- _Source excerpt_:
[start]

Language Is Not Just Talk

Gulnar Vaswani
4 min readMay 17, 2021

In my last article, I discussed how language affects how you think and can be leveraged to understand cognitive diversity to find innovative solutions and discoveries in business. Now, I am here to discuss language again, but in a different way. Language is a prized possession in the cultural treasure box. Every culture has its own slang, analogies and sayings which are unique and don’t always translate into other languages. In French, a saying meaning I have fainted is “tomber dans les pommes.” literally meaning “falling in the apples”. Additionally, several Asian languages don’t have a direct translation for Diversity and Inclusion, which raises two questions. One, is DEI another Western construction imposed on the East? Two, why is cross cultural literacy under emphasised when we train and develop people across cultures in the current globalised setting?

[end]

- _Element and coordinate records_:
[start]

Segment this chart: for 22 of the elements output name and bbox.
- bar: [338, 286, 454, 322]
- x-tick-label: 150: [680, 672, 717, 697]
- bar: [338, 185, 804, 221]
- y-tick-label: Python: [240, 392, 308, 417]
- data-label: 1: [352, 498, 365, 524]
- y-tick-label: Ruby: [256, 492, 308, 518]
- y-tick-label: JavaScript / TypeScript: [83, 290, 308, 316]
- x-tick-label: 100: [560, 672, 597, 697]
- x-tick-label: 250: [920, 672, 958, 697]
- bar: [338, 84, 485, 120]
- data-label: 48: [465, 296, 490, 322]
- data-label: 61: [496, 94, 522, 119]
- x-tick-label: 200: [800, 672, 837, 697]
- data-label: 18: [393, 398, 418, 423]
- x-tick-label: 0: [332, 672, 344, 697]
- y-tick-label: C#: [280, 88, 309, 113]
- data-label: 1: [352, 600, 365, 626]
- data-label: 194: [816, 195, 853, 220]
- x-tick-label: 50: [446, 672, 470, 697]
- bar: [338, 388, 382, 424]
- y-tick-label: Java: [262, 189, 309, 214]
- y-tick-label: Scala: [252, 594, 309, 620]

[end]

Please state what the French saying "tomber dans les pommes" means, according to the article on language. This data is separate material from the article on language.

It means "I have fainted."